Input data

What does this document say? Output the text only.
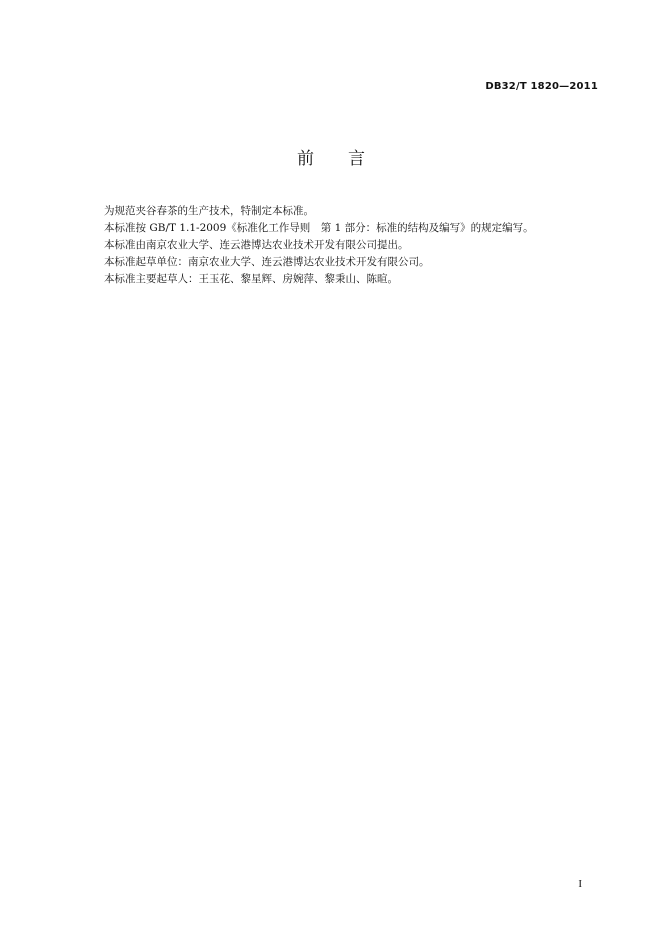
DB32/T 1820—2011
前　　言

为规范夹谷春茶的生产技术，特制定本标准。

本标准按 GB/T 1.1-2009《标准化工作导则　第 1 部分：标准的结构及编写》的规定编写。

本标准由南京农业大学、连云港博达农业技术开发有限公司提出。

本标准起草单位：南京农业大学、连云港博达农业技术开发有限公司。

本标准主要起草人：王玉花、黎星辉、房婉萍、黎秉山、陈暄。

I
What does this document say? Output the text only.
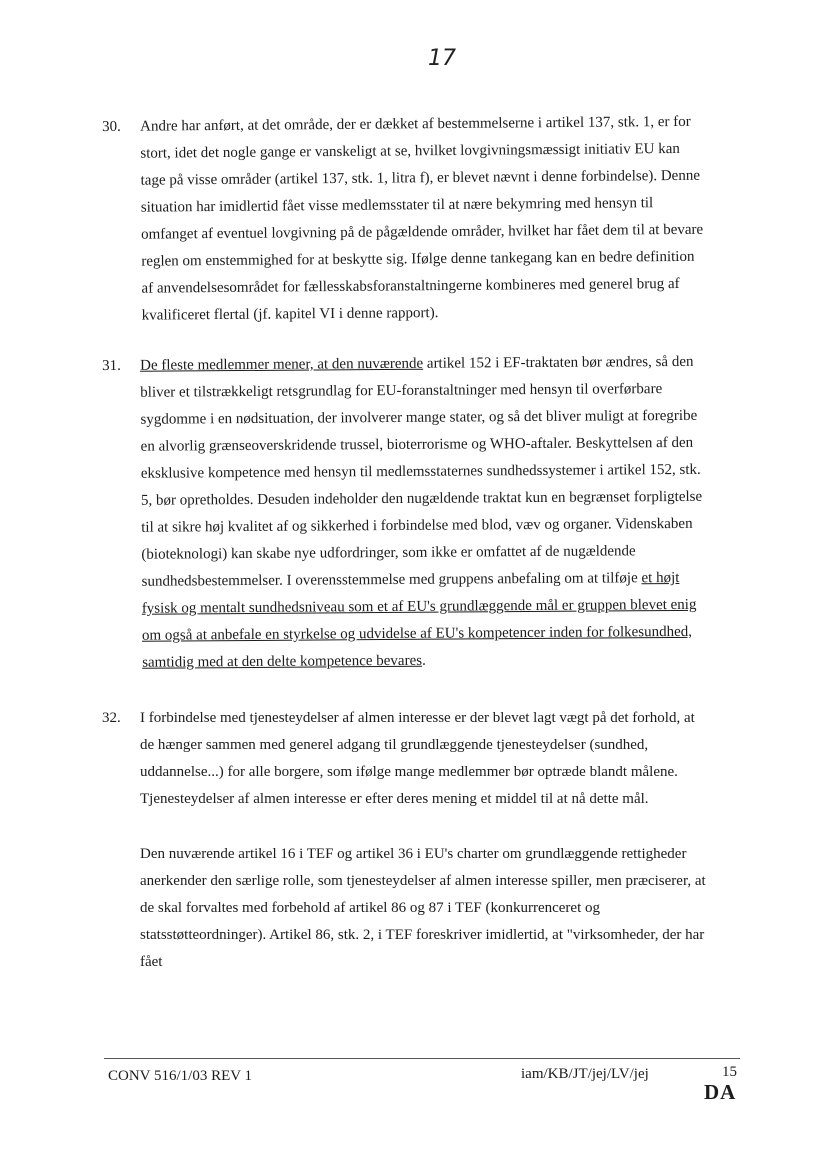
17
30. Andre har anført, at det område, der er dækket af bestemmelserne i artikel 137, stk. 1, er for
stort, idet det nogle gange er vanskeligt at se, hvilket lovgivningsmæssigt initiativ EU kan
tage på visse områder (artikel 137, stk. 1, litra f), er blevet nævnt i denne forbindelse). Denne
situation har imidlertid fået visse medlemsstater til at nære bekymring med hensyn til
omfanget af eventuel lovgivning på de pågældende områder, hvilket har fået dem til at bevare
reglen om enstemmighed for at beskytte sig. Ifølge denne tankegang kan en bedre definition
af anvendelsesområdet for fællesskabsforanstaltningerne kombineres med generel brug af
kvalificeret flertal (jf. kapitel VI i denne rapport).
31. De fleste medlemmer mener, at den nuværende artikel 152 i EF-traktaten bør ændres, så den
bliver et tilstrækkeligt retsgrundlag for EU-foranstaltninger med hensyn til overførbare
sygdomme i en nødsituation, der involverer mange stater, og så det bliver muligt at foregribe
en alvorlig grænseoverskridende trussel, bioterrorisme og WHO-aftaler. Beskyttelsen af den
eksklusive kompetence med hensyn til medlemsstaternes sundhedssystemer i artikel 152, stk.
5, bør opretholdes. Desuden indeholder den nugældende traktat kun en begrænset forpligtelse
til at sikre høj kvalitet af og sikkerhed i forbindelse med blod, væv og organer. Videnskaben
(bioteknologi) kan skabe nye udfordringer, som ikke er omfattet af de nugældende
sundhedsbestemmelser. I overensstemmelse med gruppens anbefaling om at tilføje et højt
fysisk og mentalt sundhedsniveau som et af EU's grundlæggende mål er gruppen blevet enig
om også at anbefale en styrkelse og udvidelse af EU's kompetencer inden for folkesundhed,
samtidig med at den delte kompetence bevares.
32. I forbindelse med tjenesteydelser af almen interesse er der blevet lagt vægt på det forhold, at
de hænger sammen med generel adgang til grundlæggende tjenesteydelser (sundhed,
uddannelse...) for alle borgere, som ifølge mange medlemmer bør optræde blandt målene.
Tjenesteydelser af almen interesse er efter deres mening et middel til at nå dette mål.
Den nuværende artikel 16 i TEF og artikel 36 i EU's charter om grundlæggende rettigheder
anerkender den særlige rolle, som tjenesteydelser af almen interesse spiller, men præciserer, at
de skal forvaltes med forbehold af artikel 86 og 87 i TEF (konkurrenceret og
statsstøtteordninger). Artikel 86, stk. 2, i TEF foreskriver imidlertid, at "virksomheder, der har
fået
CONV 516/1/03 REV 1	iam/KB/JT/jej/LV/jej	15
DA
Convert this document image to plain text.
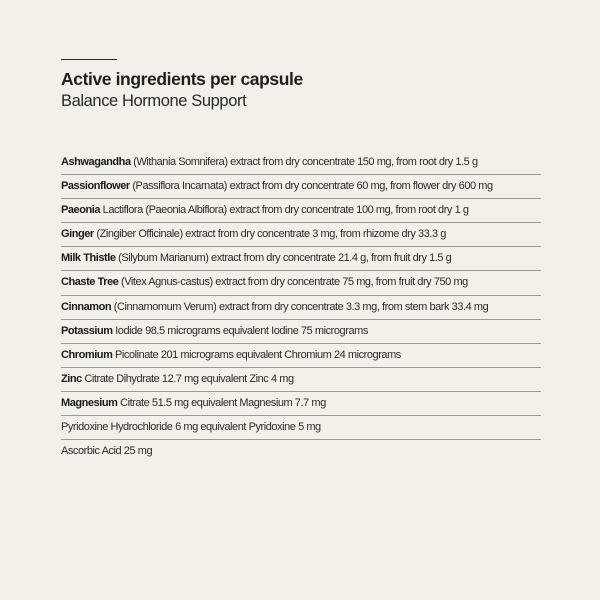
Active ingredients per capsule
Balance Hormone Support
Ashwagandha (Withania Somnifera) extract from dry concentrate 150 mg, from root dry 1.5 g
Passionflower (Passiflora Incarnata) extract from dry concentrate 60 mg, from flower dry 600 mg
Paeonia Lactiflora (Paeonia Albiflora) extract from dry concentrate 100 mg, from root dry 1 g
Ginger (Zingiber Officinale) extract from dry concentrate 3 mg, from rhizome dry 33.3 g
Milk Thistle (Silybum Marianum) extract from dry concentrate 21.4 g, from fruit dry 1.5 g
Chaste Tree (Vitex Agnus-castus) extract from dry concentrate 75 mg, from fruit dry 750 mg
Cinnamon (Cinnamomum Verum) extract from dry concentrate 3.3 mg, from stem bark 33.4 mg
Potassium Iodide 98.5 micrograms equivalent Iodine 75 micrograms
Chromium Picolinate 201 micrograms equivalent Chromium 24 micrograms
Zinc Citrate Dihydrate 12.7 mg equivalent Zinc 4 mg
Magnesium Citrate 51.5 mg equivalent Magnesium 7.7 mg
Pyridoxine Hydrochloride 6 mg equivalent Pyridoxine 5 mg
Ascorbic Acid 25 mg
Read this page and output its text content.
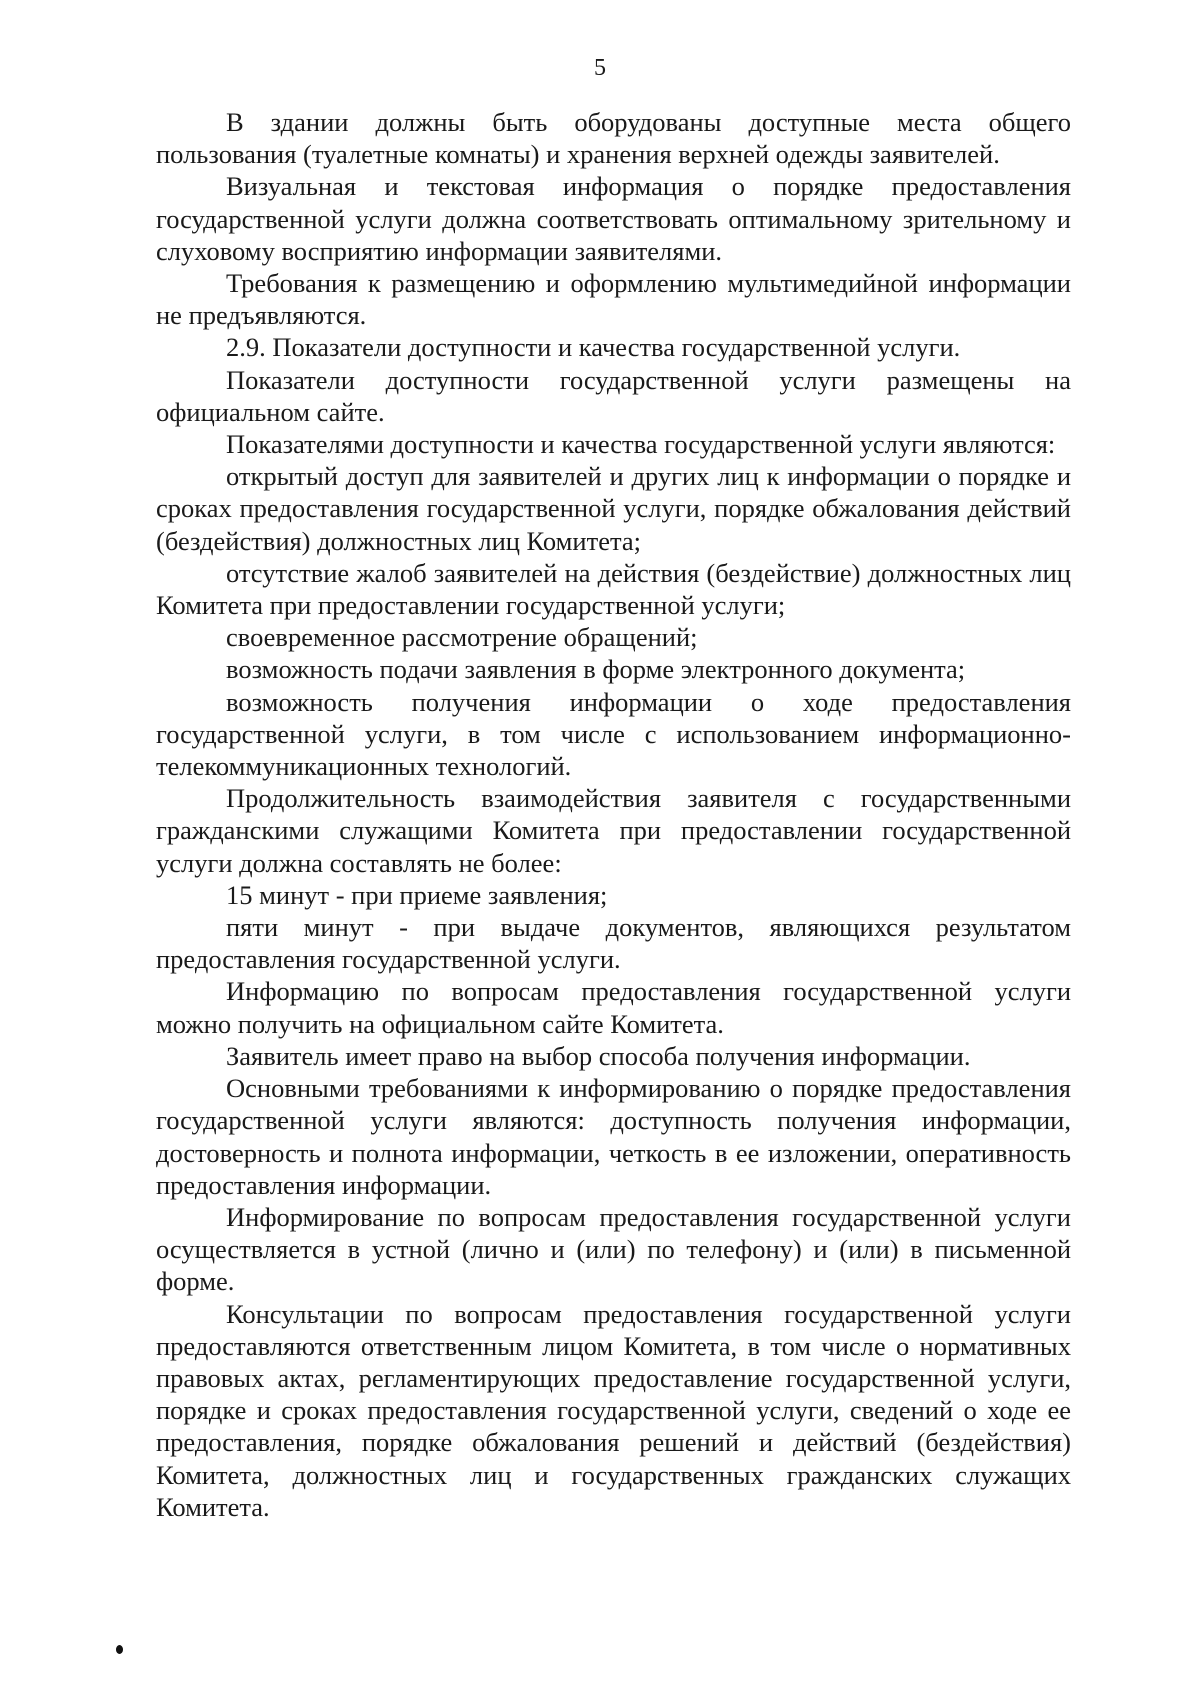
5

В здании должны быть оборудованы доступные места общего пользования (туалетные комнаты) и хранения верхней одежды заявителей.

Визуальная и текстовая информация о порядке предоставления государственной услуги должна соответствовать оптимальному зрительному и слуховому восприятию информации заявителями.

Требования к размещению и оформлению мультимедийной информации не предъявляются.

2.9. Показатели доступности и качества государственной услуги.

Показатели доступности государственной услуги размещены на официальном сайте.

Показателями доступности и качества государственной услуги являются:

открытый доступ для заявителей и других лиц к информации о порядке и сроках предоставления государственной услуги, порядке обжалования действий (бездействия) должностных лиц Комитета;

отсутствие жалоб заявителей на действия (бездействие) должностных лиц Комитета при предоставлении государственной услуги;

своевременное рассмотрение обращений;

возможность подачи заявления в форме электронного документа;

возможность получения информации о ходе предоставления государственной услуги, в том числе с использованием информационно-телекоммуникационных технологий.

Продолжительность взаимодействия заявителя с государственными гражданскими служащими Комитета при предоставлении государственной услуги должна составлять не более:

15 минут - при приеме заявления;

пяти минут - при выдаче документов, являющихся результатом предоставления государственной услуги.

Информацию по вопросам предоставления государственной услуги можно получить на официальном сайте Комитета.

Заявитель имеет право на выбор способа получения информации.

Основными требованиями к информированию о порядке предоставления государственной услуги являются: доступность получения информации, достоверность и полнота информации, четкость в ее изложении, оперативность предоставления информации.

Информирование по вопросам предоставления государственной услуги осуществляется в устной (лично и (или) по телефону) и (или) в письменной форме.

Консультации по вопросам предоставления государственной услуги предоставляются ответственным лицом Комитета, в том числе о нормативных правовых актах, регламентирующих предоставление государственной услуги, порядке и сроках предоставления государственной услуги, сведений о ходе ее предоставления, порядке обжалования решений и действий (бездействия) Комитета, должностных лиц и государственных гражданских служащих Комитета.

Challenge
Print each of the records above exactly as written, leaving no picture in the copy.

Task response
What does this document say? Output the text only.
DB32/T 1820—2011
前　　言

为规范夹谷春茶的生产技术，特制定本标准。

本标准按 GB/T 1.1-2009《标准化工作导则　第 1 部分：标准的结构及编写》的规定编写。

本标准由南京农业大学、连云港博达农业技术开发有限公司提出。

本标准起草单位：南京农业大学、连云港博达农业技术开发有限公司。

本标准主要起草人：王玉花、黎星辉、房婉萍、黎秉山、陈暄。

I
What does this document say? Output the text only.
17
30. Andre har anført, at det område, der er dækket af bestemmelserne i artikel 137, stk. 1, er for
stort, idet det nogle gange er vanskeligt at se, hvilket lovgivningsmæssigt initiativ EU kan
tage på visse områder (artikel 137, stk. 1, litra f), er blevet nævnt i denne forbindelse). Denne
situation har imidlertid fået visse medlemsstater til at nære bekymring med hensyn til
omfanget af eventuel lovgivning på de pågældende områder, hvilket har fået dem til at bevare
reglen om enstemmighed for at beskytte sig. Ifølge denne tankegang kan en bedre definition
af anvendelsesområdet for fællesskabsforanstaltningerne kombineres med generel brug af
kvalificeret flertal (jf. kapitel VI i denne rapport).
31. De fleste medlemmer mener, at den nuværende artikel 152 i EF-traktaten bør ændres, så den
bliver et tilstrækkeligt retsgrundlag for EU-foranstaltninger med hensyn til overførbare
sygdomme i en nødsituation, der involverer mange stater, og så det bliver muligt at foregribe
en alvorlig grænseoverskridende trussel, bioterrorisme og WHO-aftaler. Beskyttelsen af den
eksklusive kompetence med hensyn til medlemsstaternes sundhedssystemer i artikel 152, stk.
5, bør opretholdes. Desuden indeholder den nugældende traktat kun en begrænset forpligtelse
til at sikre høj kvalitet af og sikkerhed i forbindelse med blod, væv og organer. Videnskaben
(bioteknologi) kan skabe nye udfordringer, som ikke er omfattet af de nugældende
sundhedsbestemmelser. I overensstemmelse med gruppens anbefaling om at tilføje et højt
fysisk og mentalt sundhedsniveau som et af EU's grundlæggende mål er gruppen blevet enig
om også at anbefale en styrkelse og udvidelse af EU's kompetencer inden for folkesundhed,
samtidig med at den delte kompetence bevares.
32. I forbindelse med tjenesteydelser af almen interesse er der blevet lagt vægt på det forhold, at
de hænger sammen med generel adgang til grundlæggende tjenesteydelser (sundhed,
uddannelse...) for alle borgere, som ifølge mange medlemmer bør optræde blandt målene.
Tjenesteydelser af almen interesse er efter deres mening et middel til at nå dette mål.
Den nuværende artikel 16 i TEF og artikel 36 i EU's charter om grundlæggende rettigheder
anerkender den særlige rolle, som tjenesteydelser af almen interesse spiller, men præciserer, at
de skal forvaltes med forbehold af artikel 86 og 87 i TEF (konkurrenceret og
statsstøtteordninger). Artikel 86, stk. 2, i TEF foreskriver imidlertid, at "virksomheder, der har
fået
CONV 516/1/03 REV 1	iam/KB/JT/jej/LV/jej	15
DA
Convert this document image to plain text.
Active ingredients per capsule
Balance Hormone Support
Ashwagandha (Withania Somnifera) extract from dry concentrate 150 mg, from root dry 1.5 g
Passionflower (Passiflora Incarnata) extract from dry concentrate 60 mg, from flower dry 600 mg
Paeonia Lactiflora (Paeonia Albiflora) extract from dry concentrate 100 mg, from root dry 1 g
Ginger (Zingiber Officinale) extract from dry concentrate 3 mg, from rhizome dry 33.3 g
Milk Thistle (Silybum Marianum) extract from dry concentrate 21.4 g, from fruit dry 1.5 g
Chaste Tree (Vitex Agnus-castus) extract from dry concentrate 75 mg, from fruit dry 750 mg
Cinnamon (Cinnamomum Verum) extract from dry concentrate 3.3 mg, from stem bark 33.4 mg
Potassium Iodide 98.5 micrograms equivalent Iodine 75 micrograms
Chromium Picolinate 201 micrograms equivalent Chromium 24 micrograms
Zinc Citrate Dihydrate 12.7 mg equivalent Zinc 4 mg
Magnesium Citrate 51.5 mg equivalent Magnesium 7.7 mg
Pyridoxine Hydrochloride 6 mg equivalent Pyridoxine 5 mg
Ascorbic Acid 25 mg
Read this page and output its text content.
5

В здании должны быть оборудованы доступные места общего пользования (туалетные комнаты) и хранения верхней одежды заявителей.

Визуальная и текстовая информация о порядке предоставления государственной услуги должна соответствовать оптимальному зрительному и слуховому восприятию информации заявителями.

Требования к размещению и оформлению мультимедийной информации не предъявляются.

2.9. Показатели доступности и качества государственной услуги.

Показатели доступности государственной услуги размещены на официальном сайте.

Показателями доступности и качества государственной услуги являются:

открытый доступ для заявителей и других лиц к информации о порядке и сроках предоставления государственной услуги, порядке обжалования действий (бездействия) должностных лиц Комитета;

отсутствие жалоб заявителей на действия (бездействие) должностных лиц Комитета при предоставлении государственной услуги;

своевременное рассмотрение обращений;

возможность подачи заявления в форме электронного документа;

возможность получения информации о ходе предоставления государственной услуги, в том числе с использованием информационно-телекоммуникационных технологий.

Продолжительность взаимодействия заявителя с государственными гражданскими служащими Комитета при предоставлении государственной услуги должна составлять не более:

15 минут - при приеме заявления;

пяти минут - при выдаче документов, являющихся результатом предоставления государственной услуги.

Информацию по вопросам предоставления государственной услуги можно получить на официальном сайте Комитета.

Заявитель имеет право на выбор способа получения информации.

Основными требованиями к информированию о порядке предоставления государственной услуги являются: доступность получения информации, достоверность и полнота информации, четкость в ее изложении, оперативность предоставления информации.

Информирование по вопросам предоставления государственной услуги осуществляется в устной (лично и (или) по телефону) и (или) в письменной форме.

Консультации по вопросам предоставления государственной услуги предоставляются ответственным лицом Комитета, в том числе о нормативных правовых актах, регламентирующих предоставление государственной услуги, порядке и сроках предоставления государственной услуги, сведений о ходе ее предоставления, порядке обжалования решений и действий (бездействия) Комитета, должностных лиц и государственных гражданских служащих Комитета.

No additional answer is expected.